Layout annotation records
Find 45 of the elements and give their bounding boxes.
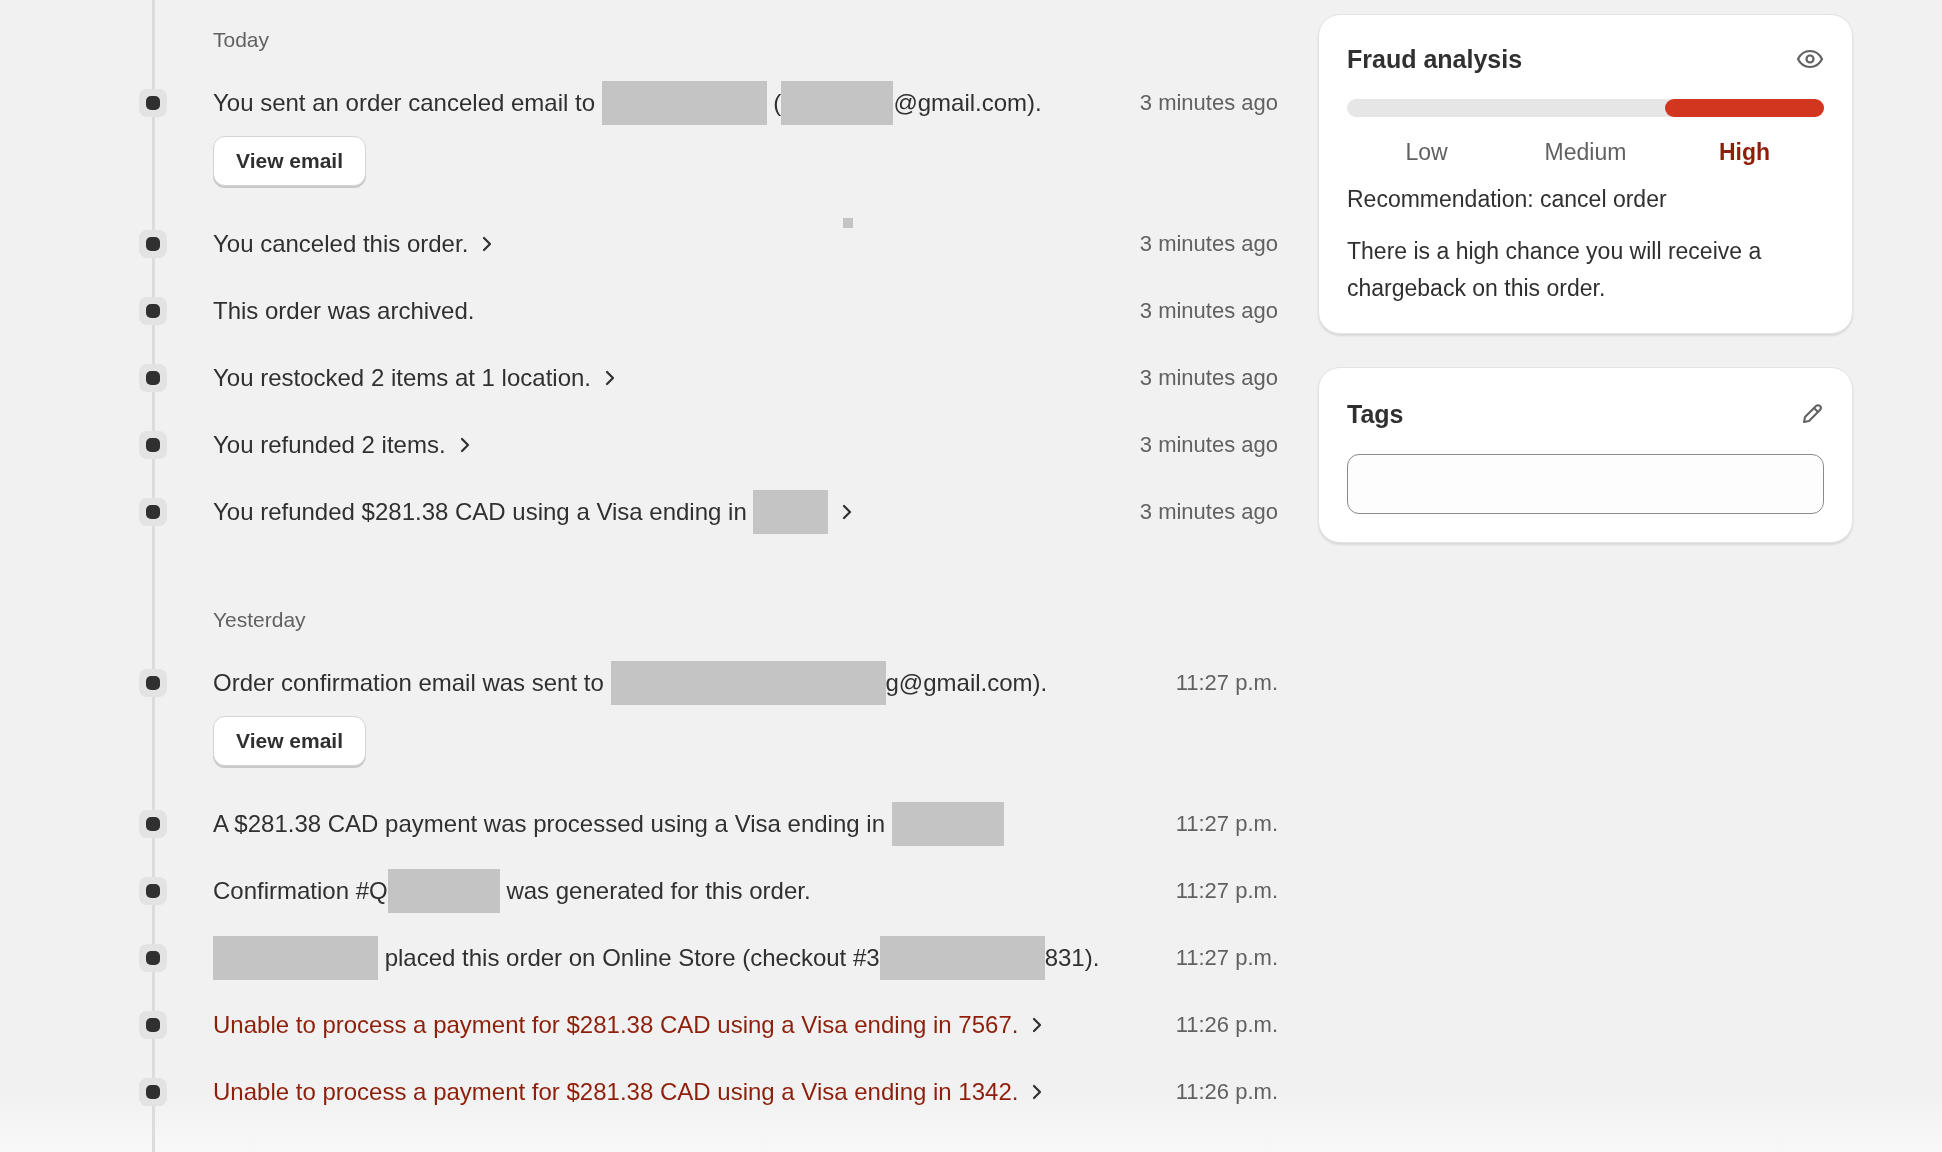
event-time: 11:27 p.m. — [1175, 810, 1278, 837]
recommendation-text: Recommendation: cancel order — [1347, 186, 1668, 213]
event-time: 3 minutes ago — [1139, 364, 1278, 391]
event-message[interactable]: Unable to process a payment for $281.38 CAD using a Visa ending in 7567. — [213, 1010, 1019, 1039]
chevron-right-icon[interactable] — [459, 436, 470, 453]
risk-description: There is a high chance you will receive a chargeback on this order. — [1347, 237, 1763, 303]
speck — [843, 218, 853, 228]
event-message[interactable]: You restocked 2 items at 1 location. — [213, 363, 591, 392]
risk-level-label: Low — [1404, 139, 1449, 166]
risk-level-label: High — [1717, 139, 1772, 166]
event-message: This order was archived. — [213, 296, 475, 325]
event-time: 3 minutes ago — [1139, 230, 1278, 257]
event-time: 11:27 p.m. — [1175, 669, 1278, 696]
event-message: A $281.38 CAD payment was processed using a Visa ending in — [213, 801, 1004, 846]
card-title: Fraud analysis — [1347, 44, 1523, 74]
event-message: placed this order on Online Store (checkout #3 831). — [213, 935, 1100, 980]
chevron-right-icon[interactable] — [482, 235, 493, 252]
chevron-right-icon[interactable] — [605, 369, 615, 386]
event-message: Order confirmation email was sent to g@gmail.com). — [213, 660, 1048, 705]
event-message[interactable]: You refunded 2 items. — [213, 430, 446, 459]
event-time: 3 minutes ago — [1139, 431, 1278, 458]
chevron-right-icon[interactable] — [1032, 1016, 1043, 1033]
pencil-icon[interactable] — [1800, 402, 1824, 426]
event-time: 3 minutes ago — [1139, 89, 1278, 116]
event-message: You sent an order canceled email to ( @gmail.com). — [213, 80, 1042, 125]
event-time: 11:27 p.m. — [1175, 877, 1278, 904]
event-message[interactable]: You canceled this order. — [213, 229, 469, 258]
tags-field[interactable] — [1347, 454, 1824, 514]
event-time: 11:27 p.m. — [1175, 944, 1278, 971]
event-message: Confirmation #Q was generated for this order. — [213, 868, 811, 913]
risk-level-label: Medium — [1543, 139, 1628, 166]
event-time: 3 minutes ago — [1139, 498, 1278, 525]
view-email-button[interactable]: View email — [213, 716, 366, 766]
event-time: 11:26 p.m. — [1175, 1011, 1278, 1038]
event-time: 3 minutes ago — [1139, 297, 1278, 324]
day-heading: Yesterday — [213, 607, 307, 633]
chevron-right-icon[interactable] — [1032, 1083, 1043, 1100]
view-email-button[interactable]: View email — [213, 136, 366, 186]
day-heading: Today — [213, 27, 271, 53]
eye-icon[interactable] — [1796, 49, 1824, 69]
event-message[interactable]: Unable to process a payment for $281.38 CAD using a Visa ending in 1342. — [213, 1077, 1019, 1106]
event-time: 11:26 p.m. — [1175, 1078, 1278, 1105]
card-title: Tags — [1347, 399, 1404, 429]
event-message[interactable]: You refunded $281.38 CAD using a Visa ending in — [213, 489, 829, 534]
chevron-right-icon[interactable] — [842, 503, 853, 520]
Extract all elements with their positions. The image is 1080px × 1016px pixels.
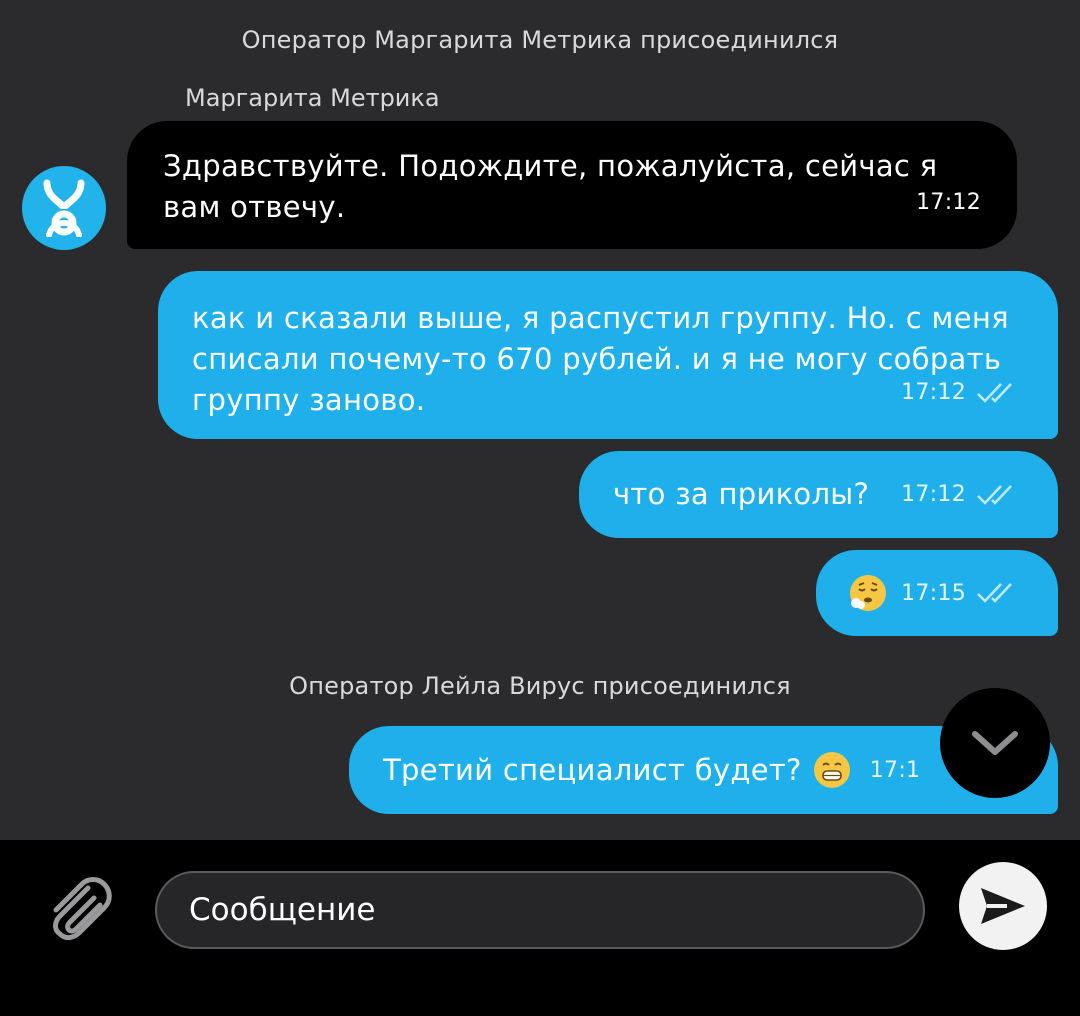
scroll-down-button[interactable]	[940, 688, 1050, 798]
message-input-placeholder: Сообщение	[189, 892, 376, 928]
attach-button[interactable]	[40, 870, 116, 946]
operator-avatar[interactable]	[22, 166, 106, 250]
chevron-down-icon	[972, 731, 1018, 755]
double-check-icon	[977, 382, 1012, 403]
message-outgoing[interactable]: что за приколы? 17:12	[579, 451, 1058, 538]
grinning-face-emoji	[813, 752, 850, 788]
system-note-operator-joined: Оператор Лейла Вирус присоединился	[289, 672, 791, 700]
sender-name: Маргарита Метрика	[185, 84, 440, 112]
paperclip-icon	[53, 877, 112, 941]
double-check-icon	[977, 583, 1012, 603]
message-text: Третий специалист будет?	[383, 752, 802, 787]
message-outgoing[interactable]: 17:15	[816, 550, 1058, 636]
message-text: что за приколы?	[613, 477, 870, 511]
send-icon	[981, 888, 1025, 924]
double-check-icon	[977, 484, 1012, 505]
yota-logo-icon	[43, 179, 85, 237]
message-time: 17:12	[916, 190, 981, 215]
exhaling-face-emoji	[850, 575, 886, 611]
message-time: 17:15	[901, 580, 966, 606]
message-incoming[interactable]: Здравствуйте. Подождите, пожалуйста, сей…	[127, 121, 1017, 249]
message-text: Здравствуйте. Подождите, пожалуйста, сей…	[163, 149, 938, 224]
message-time: 17:12	[901, 482, 966, 507]
send-button[interactable]	[959, 862, 1047, 950]
message-text: как и сказали выше, я распустил группу. …	[192, 301, 1009, 417]
message-outgoing[interactable]: как и сказали выше, я распустил группу. …	[158, 271, 1058, 439]
system-note-operator-joined: Оператор Маргарита Метрика присоединился	[241, 26, 839, 54]
message-time: 17:12	[901, 380, 966, 405]
message-input[interactable]: Сообщение	[155, 871, 925, 949]
message-time: 17:1	[869, 757, 921, 783]
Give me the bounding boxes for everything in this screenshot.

What you should do:
Put every line of the records above into a Markdown table with the columns "Row" and "Line", numbering the rows in order and skipping blank lines. Leave the pictures out.

The solution:
| Row | Line |
|---|---|
| 1 | Find 45 of the elements and give their bounding boxes. |
| 2 | event-time: 11:27 p.m. — [1175, 810, 1278, 837] |
| 3 | recommendation-text: Recommendation: cancel order — [1347, 186, 1668, 213] |
| 4 | event-time: 3 minutes ago — [1139, 364, 1278, 391] |
| 5 | event-message[interactable]: Unable to process a payment for $281.38 CAD using a Visa ending in 7567. — [213, 1010, 1019, 1039] |
| 6 | chevron-right-icon[interactable] — [459, 436, 470, 453] |
| 7 | risk-description: There is a high chance you will receive a chargeback on this order. — [1347, 237, 1763, 303] |
| 8 | speck — [843, 218, 853, 228] |
| 9 | event-message[interactable]: You restocked 2 items at 1 location. — [213, 363, 591, 392] |
| 10 | risk-level-label: Low — [1404, 139, 1449, 166] |
| 11 | risk-level-label: High — [1717, 139, 1772, 166] |
| 12 | event-message: This order was archived. — [213, 296, 475, 325] |
| 13 | event-time: 3 minutes ago — [1139, 230, 1278, 257] |
| 14 | event-time: 11:27 p.m. — [1175, 669, 1278, 696] |
| 15 | event-message: A $281.38 CAD payment was processed using a Visa ending in — [213, 801, 1004, 846] |
| 16 | card-title: Fraud analysis — [1347, 44, 1523, 74] |
| 17 | event-message: placed this order on Online Store (checkout #3 831). — [213, 935, 1100, 980] |
| 18 | chevron-right-icon[interactable] — [482, 235, 493, 252] |
| 19 | chevron-right-icon[interactable] — [605, 369, 615, 386] |
| 20 | event-message: Order confirmation email was sent to g@gmail.com). — [213, 660, 1048, 705] |
| 21 | event-message[interactable]: You refunded 2 items. — [213, 430, 446, 459] |
| 22 | event-time: 3 minutes ago — [1139, 431, 1278, 458] |
| 23 | chevron-right-icon[interactable] — [1032, 1016, 1043, 1033] |
| 24 | pencil-icon[interactable] — [1800, 402, 1824, 426] |
| 25 | event-time: 3 minutes ago — [1139, 89, 1278, 116] |
| 26 | event-message: You sent an order canceled email to ( @gmail.com). — [213, 80, 1042, 125] |
| 27 | event-time: 11:27 p.m. — [1175, 877, 1278, 904] |
| 28 | event-message[interactable]: You canceled this order. — [213, 229, 469, 258] |
| 29 | tags-field[interactable] — [1347, 454, 1824, 514] |
| 30 | event-time: 11:27 p.m. — [1175, 944, 1278, 971] |
| 31 | event-message: Confirmation #Q was generated for this order. — [213, 868, 811, 913] |
| 32 | risk-level-label: Medium — [1543, 139, 1628, 166] |
| 33 | event-time: 3 minutes ago — [1139, 498, 1278, 525] |
| 34 | view-email-button[interactable]: View email — [213, 716, 366, 766] |
| 35 | event-time: 11:26 p.m. — [1175, 1011, 1278, 1038] |
| 36 | event-time: 3 minutes ago — [1139, 297, 1278, 324] |
| 37 | day-heading: Yesterday — [213, 607, 307, 633] |
| 38 | chevron-right-icon[interactable] — [1032, 1083, 1043, 1100] |
| 39 | view-email-button[interactable]: View email — [213, 136, 366, 186] |
| 40 | day-heading: Today — [213, 27, 271, 53] |
| 41 | eye-icon[interactable] — [1796, 49, 1824, 69] |
| 42 | event-message[interactable]: Unable to process a payment for $281.38 CAD using a Visa ending in 1342. — [213, 1077, 1019, 1106] |
| 43 | event-time: 11:26 p.m. — [1175, 1078, 1278, 1105] |
| 44 | card-title: Tags — [1347, 399, 1404, 429] |
| 45 | event-message[interactable]: You refunded $281.38 CAD using a Visa ending in — [213, 489, 829, 534] |
| 46 | chevron-right-icon[interactable] — [842, 503, 853, 520] |
| 47 | Extract all elements with their positions. The image is 1080px × 1016px pixels. |
| 48 | scroll-down-button[interactable]	[940, 688, 1050, 798] |
| 49 | message-input-placeholder: Сообщение	[189, 892, 376, 928] |
| 50 | attach-button[interactable]	[40, 870, 116, 946] |
| 51 | operator-avatar[interactable]	[22, 166, 106, 250] |
| 52 | chevron-down-icon	[972, 731, 1018, 755] |
| 53 | double-check-icon	[977, 382, 1012, 403] |
| 54 | message-outgoing[interactable]: что за приколы? 17:12	[579, 451, 1058, 538] |
| 55 | grinning-face-emoji	[813, 752, 850, 788] |
| 56 | system-note-operator-joined: Оператор Лейла Вирус присоединился	[289, 672, 791, 700] |
| 57 | sender-name: Маргарита Метрика	[185, 84, 440, 112] |
| 58 | paperclip-icon	[53, 877, 112, 941] |
| 59 | double-check-icon	[977, 583, 1012, 603] |
| 60 | message-text: Третий специалист будет?	[383, 752, 802, 787] |
| 61 | message-outgoing[interactable]: 17:15	[816, 550, 1058, 636] |
| 62 | message-text: что за приколы?	[613, 477, 870, 511] |
| 63 | send-icon	[981, 888, 1025, 924] |
| 64 | double-check-icon	[977, 484, 1012, 505] |
| 65 | yota-logo-icon	[43, 179, 85, 237] |
| 66 | message-time: 17:12	[916, 190, 981, 215] |
| 67 | exhaling-face-emoji	[850, 575, 886, 611] |
| 68 | message-time: 17:15	[901, 580, 966, 606] |
| 69 | message-incoming[interactable]: Здравствуйте. Подождите, пожалуйста, сей…	[127, 121, 1017, 249] |
| 70 | message-text: Здравствуйте. Подождите, пожалуйста, сей…	[163, 149, 938, 224] |
| 71 | message-time: 17:12	[901, 482, 966, 507] |
| 72 | send-button[interactable]	[959, 862, 1047, 950] |
| 73 | message-text: как и сказали выше, я распустил группу. …	[192, 301, 1009, 417] |
| 74 | message-outgoing[interactable]: как и сказали выше, я распустил группу. …	[158, 271, 1058, 439] |
| 75 | system-note-operator-joined: Оператор Маргарита Метрика присоединился	[241, 26, 839, 54] |
| 76 | message-time: 17:12	[901, 380, 966, 405] |
| 77 | message-input[interactable]: Сообщение	[155, 871, 925, 949] |
| 78 | message-time: 17:1	[869, 757, 921, 783] |
| 79 | Give me the bounding boxes for everything in this screenshot. |